━━ Data provided

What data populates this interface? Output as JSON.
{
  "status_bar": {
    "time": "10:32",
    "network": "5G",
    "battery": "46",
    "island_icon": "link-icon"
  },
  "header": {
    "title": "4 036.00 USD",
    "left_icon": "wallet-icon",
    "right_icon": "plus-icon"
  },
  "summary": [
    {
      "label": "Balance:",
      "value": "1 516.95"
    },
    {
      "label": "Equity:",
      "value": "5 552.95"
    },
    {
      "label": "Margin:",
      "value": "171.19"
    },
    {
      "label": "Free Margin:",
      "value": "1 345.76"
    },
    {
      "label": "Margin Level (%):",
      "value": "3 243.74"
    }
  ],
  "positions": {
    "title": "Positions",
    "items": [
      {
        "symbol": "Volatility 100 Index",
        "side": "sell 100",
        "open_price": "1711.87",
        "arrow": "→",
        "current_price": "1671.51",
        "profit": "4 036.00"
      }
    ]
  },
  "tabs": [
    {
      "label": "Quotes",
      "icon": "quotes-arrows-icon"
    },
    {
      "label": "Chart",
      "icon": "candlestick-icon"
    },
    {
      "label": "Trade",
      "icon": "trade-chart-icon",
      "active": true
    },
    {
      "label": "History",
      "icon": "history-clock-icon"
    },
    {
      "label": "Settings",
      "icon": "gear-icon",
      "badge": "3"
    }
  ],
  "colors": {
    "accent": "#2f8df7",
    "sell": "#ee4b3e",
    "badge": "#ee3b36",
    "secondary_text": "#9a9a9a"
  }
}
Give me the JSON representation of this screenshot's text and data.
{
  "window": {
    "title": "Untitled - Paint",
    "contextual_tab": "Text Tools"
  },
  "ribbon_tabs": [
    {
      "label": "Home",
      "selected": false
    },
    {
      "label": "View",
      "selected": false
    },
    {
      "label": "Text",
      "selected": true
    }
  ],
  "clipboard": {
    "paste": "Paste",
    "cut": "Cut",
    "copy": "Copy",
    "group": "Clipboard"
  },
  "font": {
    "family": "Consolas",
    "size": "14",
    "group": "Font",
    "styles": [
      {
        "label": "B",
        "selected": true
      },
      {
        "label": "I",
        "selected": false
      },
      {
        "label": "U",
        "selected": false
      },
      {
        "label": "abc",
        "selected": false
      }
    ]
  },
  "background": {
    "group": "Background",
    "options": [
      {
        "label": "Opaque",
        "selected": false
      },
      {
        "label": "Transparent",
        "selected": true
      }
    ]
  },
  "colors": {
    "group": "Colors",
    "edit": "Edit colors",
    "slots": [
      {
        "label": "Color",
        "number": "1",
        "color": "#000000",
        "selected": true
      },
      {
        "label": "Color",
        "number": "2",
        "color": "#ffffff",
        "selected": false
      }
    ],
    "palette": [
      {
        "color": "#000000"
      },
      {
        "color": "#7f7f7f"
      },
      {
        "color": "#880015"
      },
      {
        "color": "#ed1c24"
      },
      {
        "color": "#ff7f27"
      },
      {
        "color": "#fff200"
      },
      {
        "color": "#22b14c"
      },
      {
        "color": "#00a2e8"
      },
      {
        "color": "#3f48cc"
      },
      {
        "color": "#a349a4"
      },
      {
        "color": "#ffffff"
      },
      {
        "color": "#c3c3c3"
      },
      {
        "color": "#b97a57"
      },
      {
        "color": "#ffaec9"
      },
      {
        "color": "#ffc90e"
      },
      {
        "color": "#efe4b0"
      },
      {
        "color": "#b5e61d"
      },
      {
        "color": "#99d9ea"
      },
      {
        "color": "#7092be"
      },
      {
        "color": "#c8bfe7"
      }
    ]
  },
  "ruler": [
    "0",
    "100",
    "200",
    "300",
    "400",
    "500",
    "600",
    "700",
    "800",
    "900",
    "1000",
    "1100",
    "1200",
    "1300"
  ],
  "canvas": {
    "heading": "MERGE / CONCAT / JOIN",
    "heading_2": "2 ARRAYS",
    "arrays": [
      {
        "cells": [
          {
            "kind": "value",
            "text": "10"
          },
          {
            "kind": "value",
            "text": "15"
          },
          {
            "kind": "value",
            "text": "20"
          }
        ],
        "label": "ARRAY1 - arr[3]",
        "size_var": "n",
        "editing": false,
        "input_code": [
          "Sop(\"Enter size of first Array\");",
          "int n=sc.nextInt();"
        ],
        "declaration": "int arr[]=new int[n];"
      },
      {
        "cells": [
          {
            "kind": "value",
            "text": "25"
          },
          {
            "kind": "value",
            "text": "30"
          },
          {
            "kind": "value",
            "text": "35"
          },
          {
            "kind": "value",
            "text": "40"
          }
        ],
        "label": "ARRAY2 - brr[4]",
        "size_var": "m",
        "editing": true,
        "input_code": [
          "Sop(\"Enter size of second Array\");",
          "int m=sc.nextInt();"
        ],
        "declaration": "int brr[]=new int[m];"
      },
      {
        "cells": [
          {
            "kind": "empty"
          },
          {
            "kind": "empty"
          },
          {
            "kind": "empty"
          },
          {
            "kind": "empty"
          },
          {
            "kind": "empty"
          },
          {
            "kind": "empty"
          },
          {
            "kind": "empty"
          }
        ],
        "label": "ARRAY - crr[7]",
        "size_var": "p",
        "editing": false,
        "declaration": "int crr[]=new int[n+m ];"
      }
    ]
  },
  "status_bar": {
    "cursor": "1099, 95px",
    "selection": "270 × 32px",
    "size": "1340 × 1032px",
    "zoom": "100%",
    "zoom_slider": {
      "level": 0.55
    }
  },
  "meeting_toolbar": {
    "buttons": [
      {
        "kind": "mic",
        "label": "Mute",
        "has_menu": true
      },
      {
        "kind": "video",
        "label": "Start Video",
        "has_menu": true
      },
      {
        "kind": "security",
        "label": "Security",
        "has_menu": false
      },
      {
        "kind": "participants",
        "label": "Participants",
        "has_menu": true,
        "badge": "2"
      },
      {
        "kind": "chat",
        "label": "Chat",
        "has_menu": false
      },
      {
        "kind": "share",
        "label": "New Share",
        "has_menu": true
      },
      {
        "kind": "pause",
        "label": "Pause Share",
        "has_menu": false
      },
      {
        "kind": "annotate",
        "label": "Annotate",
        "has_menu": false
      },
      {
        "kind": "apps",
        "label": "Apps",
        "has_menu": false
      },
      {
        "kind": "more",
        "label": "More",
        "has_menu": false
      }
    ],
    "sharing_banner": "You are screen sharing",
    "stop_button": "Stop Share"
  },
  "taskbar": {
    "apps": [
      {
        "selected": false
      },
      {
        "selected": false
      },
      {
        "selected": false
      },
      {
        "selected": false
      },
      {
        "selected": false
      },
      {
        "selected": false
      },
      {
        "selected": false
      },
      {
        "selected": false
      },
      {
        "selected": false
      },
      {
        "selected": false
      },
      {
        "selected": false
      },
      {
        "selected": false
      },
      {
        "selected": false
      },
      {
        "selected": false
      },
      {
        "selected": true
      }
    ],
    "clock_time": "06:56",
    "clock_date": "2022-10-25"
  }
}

━━━━

_Problem description:_
Search the records above for the string "Enter". Copy every line that contains it.

_Completed exercise:_
          "Sop(\"Enter size of first Array\");",
          "Sop(\"Enter size of second Array\");",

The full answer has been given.